- [Short task 1]
According to the meteorite description, what did the Chico meteorite take its name from?

- [Given text]
★ ★ ★

1938 gram full slice.   L6

TKW 104.8 kg. Fall not observed. Found 1954, Colfax County, New Mexico, US.



Steve writes:

Photos

1: Impact Melt Single Lithology Full Slice
2: Impact Melt Single Lithology Full Slice (angled)
3: Vug Enlargements
4: Neophot Photo Collage
5: Impact Melt Dual-Lithology Full Slice
6: Impact Melt Dual-Lithology Full Slice (angled)
7: Impact Melt Vein
8: Vug Metal Rotations

Chico’s story began when a large impact event shocked and melted portions of the L chondrite parent body¹, ejecting a stone that some 500 million years later would be discovered in the northeastern plains of Colfax County in New Mexico. In early January of 1954, Charles Langley came across the meteorite almost completely buried in the rocky soil of his ranch (which, because of its proximity to the nearby Chico post office, is how the Chico meteorite was named). Two months later Langley had the 231 pound, 11 x 15 x 16 inch stone excavated and brought to his ranch house where he broke off a piece and sent it off for analysis. Unfortunately the broken piece was actually caliche and consequently completely lacking in nickel-iron; that, combined with Chico’s exposed vesicles and obvious melt that gave it an appearance resembling common volcanic rock, resulted in the meteorite initially being considered terrestrial.

Lincoln LaPaz, the founder of the University of New Mexico’s Institute of Meteoritics, acquired the stone shortly afterwards and recognized it as a meteorite. Initial studies were done at the Institute of Meteoritics, but several years later it was sent to NASA where Chico was halved using an experimental water cannon (see Edwin Thompson’s 8/8/2012 MPOD submission). Then to further sample Chico’s interior, seven blind core holes were drilled at various places partway into one of the halves and nine more partially into the other, leaving two stones that were described as outwardly resembling Swiss cheese. UNM eventually got back both halves and Chico – with some internal areas still exhibiting undisturbed chondrules – was initially classified as an ordinary L6 chondrite; later it was properly recognized as an L6 impact melt breccia, though the Meteoritical Bulletin Database’s classification was never subsequently updated.

Photos 1 and 2 depict a full slice with only the impact melt lithology (the polish is quite glossy, so pictures were taken at two angles to help better show its characteristics). This part of the meteorite contains vugs ranging in size from nearly microscopic to a full two centimeters across. Some are partially or wholly filled with bright sulfide inclusions (they appear falsely copper-colored in Photo 1), others with metal, and still others with both. A few even show apparent accretion veins through them. Other vugs exhibit stalactite-type silicate formations or, in some cases, similarly shaped metal growth. Still others appear to be coated with druze-like features that terrestrially are only formed in the presence of water. Photo 3 provides magnified views of multiple vugs in varying sizes that exhibit several of the aforementioned characteristics. And several years ago Tom Phillips imaged portions of the accreted minerals at 345x using his Zeiss Neophot inverted reflecting microscope. With Tom’s permission, four of his images were used to create the collage of Photo 4 (Tom took these with cross-polarized light to control glare without significantly altering the natural colors).

★ ★ ★

Stored records:
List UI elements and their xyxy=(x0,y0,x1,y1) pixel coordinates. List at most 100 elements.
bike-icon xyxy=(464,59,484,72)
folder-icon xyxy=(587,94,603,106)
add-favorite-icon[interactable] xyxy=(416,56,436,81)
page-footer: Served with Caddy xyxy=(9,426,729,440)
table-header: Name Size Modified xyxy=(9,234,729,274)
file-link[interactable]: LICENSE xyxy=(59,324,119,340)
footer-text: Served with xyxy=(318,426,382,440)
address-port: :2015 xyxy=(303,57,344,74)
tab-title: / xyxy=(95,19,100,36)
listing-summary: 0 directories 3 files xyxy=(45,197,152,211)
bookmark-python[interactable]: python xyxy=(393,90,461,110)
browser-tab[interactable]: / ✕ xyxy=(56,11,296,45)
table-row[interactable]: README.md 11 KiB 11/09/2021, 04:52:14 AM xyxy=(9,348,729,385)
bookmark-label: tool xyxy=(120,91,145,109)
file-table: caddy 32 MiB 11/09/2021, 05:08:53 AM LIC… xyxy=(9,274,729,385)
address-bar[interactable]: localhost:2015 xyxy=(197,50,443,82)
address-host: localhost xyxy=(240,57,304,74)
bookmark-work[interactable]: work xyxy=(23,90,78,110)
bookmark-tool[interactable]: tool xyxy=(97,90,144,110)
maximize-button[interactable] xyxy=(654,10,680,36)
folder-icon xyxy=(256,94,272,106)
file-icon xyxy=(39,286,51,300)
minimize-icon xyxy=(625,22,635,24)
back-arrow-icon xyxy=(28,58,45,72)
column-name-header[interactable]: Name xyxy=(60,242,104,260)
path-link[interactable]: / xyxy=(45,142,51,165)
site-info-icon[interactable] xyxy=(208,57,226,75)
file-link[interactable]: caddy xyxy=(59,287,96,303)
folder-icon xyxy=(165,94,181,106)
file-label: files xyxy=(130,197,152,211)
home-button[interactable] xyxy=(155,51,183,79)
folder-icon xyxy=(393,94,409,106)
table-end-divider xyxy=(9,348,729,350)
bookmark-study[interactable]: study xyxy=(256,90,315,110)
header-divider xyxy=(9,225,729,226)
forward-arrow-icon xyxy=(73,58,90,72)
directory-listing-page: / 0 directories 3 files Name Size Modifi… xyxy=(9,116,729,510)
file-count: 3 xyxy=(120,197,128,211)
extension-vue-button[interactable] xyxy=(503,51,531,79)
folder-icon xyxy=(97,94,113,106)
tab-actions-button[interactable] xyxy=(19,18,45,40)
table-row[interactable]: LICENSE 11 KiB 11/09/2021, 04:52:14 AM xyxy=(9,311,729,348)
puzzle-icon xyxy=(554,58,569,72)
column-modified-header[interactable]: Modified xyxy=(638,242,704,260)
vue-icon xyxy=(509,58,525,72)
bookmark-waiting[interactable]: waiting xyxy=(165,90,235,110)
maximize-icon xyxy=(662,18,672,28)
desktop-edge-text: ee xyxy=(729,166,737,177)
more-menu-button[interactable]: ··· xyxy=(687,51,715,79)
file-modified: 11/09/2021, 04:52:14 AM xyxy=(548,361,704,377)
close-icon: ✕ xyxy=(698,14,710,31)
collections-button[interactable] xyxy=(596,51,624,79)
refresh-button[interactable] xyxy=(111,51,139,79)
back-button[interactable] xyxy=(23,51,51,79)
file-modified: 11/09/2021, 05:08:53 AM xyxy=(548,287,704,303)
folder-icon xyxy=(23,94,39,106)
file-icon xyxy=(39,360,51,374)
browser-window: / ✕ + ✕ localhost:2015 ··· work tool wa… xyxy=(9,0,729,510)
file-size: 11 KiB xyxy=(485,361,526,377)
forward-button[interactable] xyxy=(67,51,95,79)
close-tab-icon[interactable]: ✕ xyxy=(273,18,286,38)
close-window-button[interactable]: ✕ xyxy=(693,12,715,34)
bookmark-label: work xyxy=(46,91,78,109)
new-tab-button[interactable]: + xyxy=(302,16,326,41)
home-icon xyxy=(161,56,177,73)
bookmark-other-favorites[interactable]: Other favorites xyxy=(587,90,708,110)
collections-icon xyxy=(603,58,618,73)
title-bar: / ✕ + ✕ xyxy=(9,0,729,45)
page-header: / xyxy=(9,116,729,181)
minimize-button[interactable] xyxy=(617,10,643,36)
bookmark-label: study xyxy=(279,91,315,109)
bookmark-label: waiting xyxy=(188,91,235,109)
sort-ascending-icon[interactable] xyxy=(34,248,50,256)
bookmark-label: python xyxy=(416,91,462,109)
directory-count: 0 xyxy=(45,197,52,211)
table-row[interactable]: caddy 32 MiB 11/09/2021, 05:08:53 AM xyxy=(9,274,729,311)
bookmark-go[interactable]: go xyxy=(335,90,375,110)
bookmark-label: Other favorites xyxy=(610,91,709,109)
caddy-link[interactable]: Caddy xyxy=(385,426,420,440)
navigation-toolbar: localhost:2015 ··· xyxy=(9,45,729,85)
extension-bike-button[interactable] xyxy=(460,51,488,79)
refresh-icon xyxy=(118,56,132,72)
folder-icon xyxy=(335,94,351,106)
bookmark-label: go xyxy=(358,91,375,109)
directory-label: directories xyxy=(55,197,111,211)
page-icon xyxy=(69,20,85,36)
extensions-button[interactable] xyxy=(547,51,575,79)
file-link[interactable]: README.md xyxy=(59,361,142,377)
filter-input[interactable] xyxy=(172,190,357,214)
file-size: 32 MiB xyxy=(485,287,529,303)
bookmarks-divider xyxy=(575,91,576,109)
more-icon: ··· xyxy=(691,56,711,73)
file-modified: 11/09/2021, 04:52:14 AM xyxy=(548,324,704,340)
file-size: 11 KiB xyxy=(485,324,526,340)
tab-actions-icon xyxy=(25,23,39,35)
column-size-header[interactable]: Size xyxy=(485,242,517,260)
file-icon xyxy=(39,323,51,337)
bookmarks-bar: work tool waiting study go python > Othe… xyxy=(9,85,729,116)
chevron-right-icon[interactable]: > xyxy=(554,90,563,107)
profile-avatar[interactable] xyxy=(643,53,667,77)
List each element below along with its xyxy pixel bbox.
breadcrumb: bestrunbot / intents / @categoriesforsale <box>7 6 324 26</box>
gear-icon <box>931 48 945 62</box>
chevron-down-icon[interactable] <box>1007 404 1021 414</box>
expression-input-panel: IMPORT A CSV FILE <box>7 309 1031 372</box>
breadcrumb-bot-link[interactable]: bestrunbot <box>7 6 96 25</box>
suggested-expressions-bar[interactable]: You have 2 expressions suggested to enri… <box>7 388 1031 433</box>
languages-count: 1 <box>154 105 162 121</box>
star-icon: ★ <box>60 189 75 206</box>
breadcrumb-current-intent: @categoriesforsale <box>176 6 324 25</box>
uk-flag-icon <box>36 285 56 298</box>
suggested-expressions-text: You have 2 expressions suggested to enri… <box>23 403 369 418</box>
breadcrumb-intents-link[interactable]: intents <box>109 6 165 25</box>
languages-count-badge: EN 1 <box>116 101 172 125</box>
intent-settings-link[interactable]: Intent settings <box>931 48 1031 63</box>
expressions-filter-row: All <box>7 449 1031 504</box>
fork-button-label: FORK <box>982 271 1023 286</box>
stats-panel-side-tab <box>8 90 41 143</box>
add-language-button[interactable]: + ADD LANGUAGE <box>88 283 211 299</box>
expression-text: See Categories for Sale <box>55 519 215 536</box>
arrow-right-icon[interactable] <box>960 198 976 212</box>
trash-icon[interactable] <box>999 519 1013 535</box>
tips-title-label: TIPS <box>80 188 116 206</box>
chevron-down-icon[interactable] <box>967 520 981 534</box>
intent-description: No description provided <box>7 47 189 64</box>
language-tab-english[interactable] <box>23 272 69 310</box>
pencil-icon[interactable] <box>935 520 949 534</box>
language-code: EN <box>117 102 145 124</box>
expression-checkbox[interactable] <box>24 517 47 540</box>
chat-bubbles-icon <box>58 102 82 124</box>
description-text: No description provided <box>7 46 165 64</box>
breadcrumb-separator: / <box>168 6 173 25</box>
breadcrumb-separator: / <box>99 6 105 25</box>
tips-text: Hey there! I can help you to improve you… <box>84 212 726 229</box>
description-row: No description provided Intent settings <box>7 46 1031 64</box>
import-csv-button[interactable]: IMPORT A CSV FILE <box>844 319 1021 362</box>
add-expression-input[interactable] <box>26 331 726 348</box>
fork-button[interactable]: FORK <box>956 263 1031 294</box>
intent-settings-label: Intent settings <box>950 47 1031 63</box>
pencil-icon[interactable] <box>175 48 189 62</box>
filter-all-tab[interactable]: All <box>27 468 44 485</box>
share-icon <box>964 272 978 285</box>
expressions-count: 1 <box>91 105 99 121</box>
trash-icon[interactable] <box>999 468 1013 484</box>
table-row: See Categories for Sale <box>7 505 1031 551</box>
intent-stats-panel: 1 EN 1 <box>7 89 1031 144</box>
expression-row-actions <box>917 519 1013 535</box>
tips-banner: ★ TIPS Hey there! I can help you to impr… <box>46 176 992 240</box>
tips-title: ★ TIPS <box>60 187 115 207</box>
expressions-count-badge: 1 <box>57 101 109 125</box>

★ ★ ★

- [Short task 2]
Return, without any change, the rows of the stored records from their first line through the line that contains "file-link[interactable]: LICENSE xyxy=(59,324,119,340)", including both ends.

- [Result 1]
It took its name from the nearby Chico post office.

- [Result 2]
List UI elements and their xyxy=(x0,y0,x1,y1) pixel coordinates. List at most 100 elements.
bike-icon xyxy=(464,59,484,72)
folder-icon xyxy=(587,94,603,106)
add-favorite-icon[interactable] xyxy=(416,56,436,81)
page-footer: Served with Caddy xyxy=(9,426,729,440)
table-header: Name Size Modified xyxy=(9,234,729,274)
file-link[interactable]: LICENSE xyxy=(59,324,119,340)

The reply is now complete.